■ Direction ■
Without omitting anything, retype the data that follows.
Start of Input records
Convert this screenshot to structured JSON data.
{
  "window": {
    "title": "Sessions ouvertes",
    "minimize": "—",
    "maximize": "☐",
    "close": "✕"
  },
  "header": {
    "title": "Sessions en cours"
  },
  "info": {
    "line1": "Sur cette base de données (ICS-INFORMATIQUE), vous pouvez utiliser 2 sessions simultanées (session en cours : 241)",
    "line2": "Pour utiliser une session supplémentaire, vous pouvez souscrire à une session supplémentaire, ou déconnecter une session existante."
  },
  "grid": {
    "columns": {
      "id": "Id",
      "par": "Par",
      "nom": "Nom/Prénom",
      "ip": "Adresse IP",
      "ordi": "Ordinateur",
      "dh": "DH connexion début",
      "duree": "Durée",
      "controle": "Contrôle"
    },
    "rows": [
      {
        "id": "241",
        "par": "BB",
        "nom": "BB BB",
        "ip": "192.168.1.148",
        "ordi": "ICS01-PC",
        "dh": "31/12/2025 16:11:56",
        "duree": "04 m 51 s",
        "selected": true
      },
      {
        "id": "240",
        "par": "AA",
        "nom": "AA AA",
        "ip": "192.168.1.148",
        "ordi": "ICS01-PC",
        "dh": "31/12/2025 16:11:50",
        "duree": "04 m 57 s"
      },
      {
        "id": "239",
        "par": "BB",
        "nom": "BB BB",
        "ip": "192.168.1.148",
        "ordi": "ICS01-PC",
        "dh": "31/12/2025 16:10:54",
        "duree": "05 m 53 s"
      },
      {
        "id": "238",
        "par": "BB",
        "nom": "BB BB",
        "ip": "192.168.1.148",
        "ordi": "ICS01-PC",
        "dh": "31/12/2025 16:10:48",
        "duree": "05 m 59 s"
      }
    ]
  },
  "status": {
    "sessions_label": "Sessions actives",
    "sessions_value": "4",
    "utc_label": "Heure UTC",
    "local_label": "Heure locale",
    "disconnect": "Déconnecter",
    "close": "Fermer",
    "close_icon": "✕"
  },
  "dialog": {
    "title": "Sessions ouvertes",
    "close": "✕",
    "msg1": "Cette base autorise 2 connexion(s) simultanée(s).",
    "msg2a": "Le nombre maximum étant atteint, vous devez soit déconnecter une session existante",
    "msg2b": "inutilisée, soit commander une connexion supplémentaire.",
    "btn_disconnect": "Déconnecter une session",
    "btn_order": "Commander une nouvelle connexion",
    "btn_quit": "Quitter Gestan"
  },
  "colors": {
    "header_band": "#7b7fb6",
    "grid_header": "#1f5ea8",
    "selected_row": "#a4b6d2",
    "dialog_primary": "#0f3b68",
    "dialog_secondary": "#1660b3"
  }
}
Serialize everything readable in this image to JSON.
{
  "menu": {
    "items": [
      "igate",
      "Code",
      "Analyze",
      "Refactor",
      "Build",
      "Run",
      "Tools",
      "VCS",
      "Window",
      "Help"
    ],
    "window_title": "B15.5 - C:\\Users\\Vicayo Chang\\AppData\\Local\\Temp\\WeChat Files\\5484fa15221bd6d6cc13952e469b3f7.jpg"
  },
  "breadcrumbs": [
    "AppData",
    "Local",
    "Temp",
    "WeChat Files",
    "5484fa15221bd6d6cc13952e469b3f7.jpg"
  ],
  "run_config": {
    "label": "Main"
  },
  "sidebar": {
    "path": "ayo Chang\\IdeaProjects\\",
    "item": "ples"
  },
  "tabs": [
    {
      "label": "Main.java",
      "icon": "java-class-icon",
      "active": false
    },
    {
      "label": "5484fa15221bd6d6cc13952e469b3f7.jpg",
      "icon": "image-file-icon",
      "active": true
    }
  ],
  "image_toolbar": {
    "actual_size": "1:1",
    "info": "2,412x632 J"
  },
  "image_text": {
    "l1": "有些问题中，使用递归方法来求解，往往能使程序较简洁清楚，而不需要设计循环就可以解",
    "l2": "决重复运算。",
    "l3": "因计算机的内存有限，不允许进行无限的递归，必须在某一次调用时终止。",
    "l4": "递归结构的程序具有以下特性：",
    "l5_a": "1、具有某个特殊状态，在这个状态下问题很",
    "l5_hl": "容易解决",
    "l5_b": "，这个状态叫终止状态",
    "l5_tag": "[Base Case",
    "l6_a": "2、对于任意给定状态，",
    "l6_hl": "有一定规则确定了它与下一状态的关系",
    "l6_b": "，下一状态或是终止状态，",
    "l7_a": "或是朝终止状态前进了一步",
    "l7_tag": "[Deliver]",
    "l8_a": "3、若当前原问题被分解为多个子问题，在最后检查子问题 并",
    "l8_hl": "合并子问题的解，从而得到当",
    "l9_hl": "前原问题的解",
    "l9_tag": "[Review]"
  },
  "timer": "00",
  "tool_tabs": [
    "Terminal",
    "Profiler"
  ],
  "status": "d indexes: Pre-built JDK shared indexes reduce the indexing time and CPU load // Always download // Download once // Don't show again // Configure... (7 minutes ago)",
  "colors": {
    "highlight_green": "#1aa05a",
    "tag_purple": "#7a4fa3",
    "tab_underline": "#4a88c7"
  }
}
End of Input records
■ Response to this exercise ■
Convert this screenshot to structured JSON data.
{
  "window": {
    "title": "Sessions ouvertes",
    "minimize": "—",
    "maximize": "☐",
    "close": "✕"
  },
  "header": {
    "title": "Sessions en cours"
  },
  "info": {
    "line1": "Sur cette base de données (ICS-INFORMATIQUE), vous pouvez utiliser 2 sessions simultanées (session en cours : 241)",
    "line2": "Pour utiliser une session supplémentaire, vous pouvez souscrire à une session supplémentaire, ou déconnecter une session existante."
  },
  "grid": {
    "columns": {
      "id": "Id",
      "par": "Par",
      "nom": "Nom/Prénom",
      "ip": "Adresse IP",
      "ordi": "Ordinateur",
      "dh": "DH connexion début",
      "duree": "Durée",
      "controle": "Contrôle"
    },
    "rows": [
      {
        "id": "241",
        "par": "BB",
        "nom": "BB BB",
        "ip": "192.168.1.148",
        "ordi": "ICS01-PC",
        "dh": "31/12/2025 16:11:56",
        "duree": "04 m 51 s",
        "selected": true
      },
      {
        "id": "240",
        "par": "AA",
        "nom": "AA AA",
        "ip": "192.168.1.148",
        "ordi": "ICS01-PC",
        "dh": "31/12/2025 16:11:50",
        "duree": "04 m 57 s"
      },
      {
        "id": "239",
        "par": "BB",
        "nom": "BB BB",
        "ip": "192.168.1.148",
        "ordi": "ICS01-PC",
        "dh": "31/12/2025 16:10:54",
        "duree": "05 m 53 s"
      },
      {
        "id": "238",
        "par": "BB",
        "nom": "BB BB",
        "ip": "192.168.1.148",
        "ordi": "ICS01-PC",
        "dh": "31/12/2025 16:10:48",
        "duree": "05 m 59 s"
      }
    ]
  },
  "status": {
    "sessions_label": "Sessions actives",
    "sessions_value": "4",
    "utc_label": "Heure UTC",
    "local_label": "Heure locale",
    "disconnect": "Déconnecter",
    "close": "Fermer",
    "close_icon": "✕"
  },
  "dialog": {
    "title": "Sessions ouvertes",
    "close": "✕",
    "msg1": "Cette base autorise 2 connexion(s) simultanée(s).",
    "msg2a": "Le nombre maximum étant atteint, vous devez soit déconnecter une session existante",
    "msg2b": "inutilisée, soit commander une connexion supplémentaire.",
    "btn_disconnect": "Déconnecter une session",
    "btn_order": "Commander une nouvelle connexion",
    "btn_quit": "Quitter Gestan"
  },
  "colors": {
    "header_band": "#7b7fb6",
    "grid_header": "#1f5ea8",
    "selected_row": "#a4b6d2",
    "dialog_primary": "#0f3b68",
    "dialog_secondary": "#1660b3"
  }
}
Serialize everything readable in this image to JSON.
{
  "menu": {
    "items": [
      "igate",
      "Code",
      "Analyze",
      "Refactor",
      "Build",
      "Run",
      "Tools",
      "VCS",
      "Window",
      "Help"
    ],
    "window_title": "B15.5 - C:\\Users\\Vicayo Chang\\AppData\\Local\\Temp\\WeChat Files\\5484fa15221bd6d6cc13952e469b3f7.jpg"
  },
  "breadcrumbs": [
    "AppData",
    "Local",
    "Temp",
    "WeChat Files",
    "5484fa15221bd6d6cc13952e469b3f7.jpg"
  ],
  "run_config": {
    "label": "Main"
  },
  "sidebar": {
    "path": "ayo Chang\\IdeaProjects\\",
    "item": "ples"
  },
  "tabs": [
    {
      "label": "Main.java",
      "icon": "java-class-icon",
      "active": false
    },
    {
      "label": "5484fa15221bd6d6cc13952e469b3f7.jpg",
      "icon": "image-file-icon",
      "active": true
    }
  ],
  "image_toolbar": {
    "actual_size": "1:1",
    "info": "2,412x632 J"
  },
  "image_text": {
    "l1": "有些问题中，使用递归方法来求解，往往能使程序较简洁清楚，而不需要设计循环就可以解",
    "l2": "决重复运算。",
    "l3": "因计算机的内存有限，不允许进行无限的递归，必须在某一次调用时终止。",
    "l4": "递归结构的程序具有以下特性：",
    "l5_a": "1、具有某个特殊状态，在这个状态下问题很",
    "l5_hl": "容易解决",
    "l5_b": "，这个状态叫终止状态",
    "l5_tag": "[Base Case",
    "l6_a": "2、对于任意给定状态，",
    "l6_hl": "有一定规则确定了它与下一状态的关系",
    "l6_b": "，下一状态或是终止状态，",
    "l7_a": "或是朝终止状态前进了一步",
    "l7_tag": "[Deliver]",
    "l8_a": "3、若当前原问题被分解为多个子问题，在最后检查子问题 并",
    "l8_hl": "合并子问题的解，从而得到当",
    "l9_hl": "前原问题的解",
    "l9_tag": "[Review]"
  },
  "timer": "00",
  "tool_tabs": [
    "Terminal",
    "Profiler"
  ],
  "status": "d indexes: Pre-built JDK shared indexes reduce the indexing time and CPU load // Always download // Download once // Don't show again // Configure... (7 minutes ago)",
  "colors": {
    "highlight_green": "#1aa05a",
    "tag_purple": "#7a4fa3",
    "tab_underline": "#4a88c7"
  }
}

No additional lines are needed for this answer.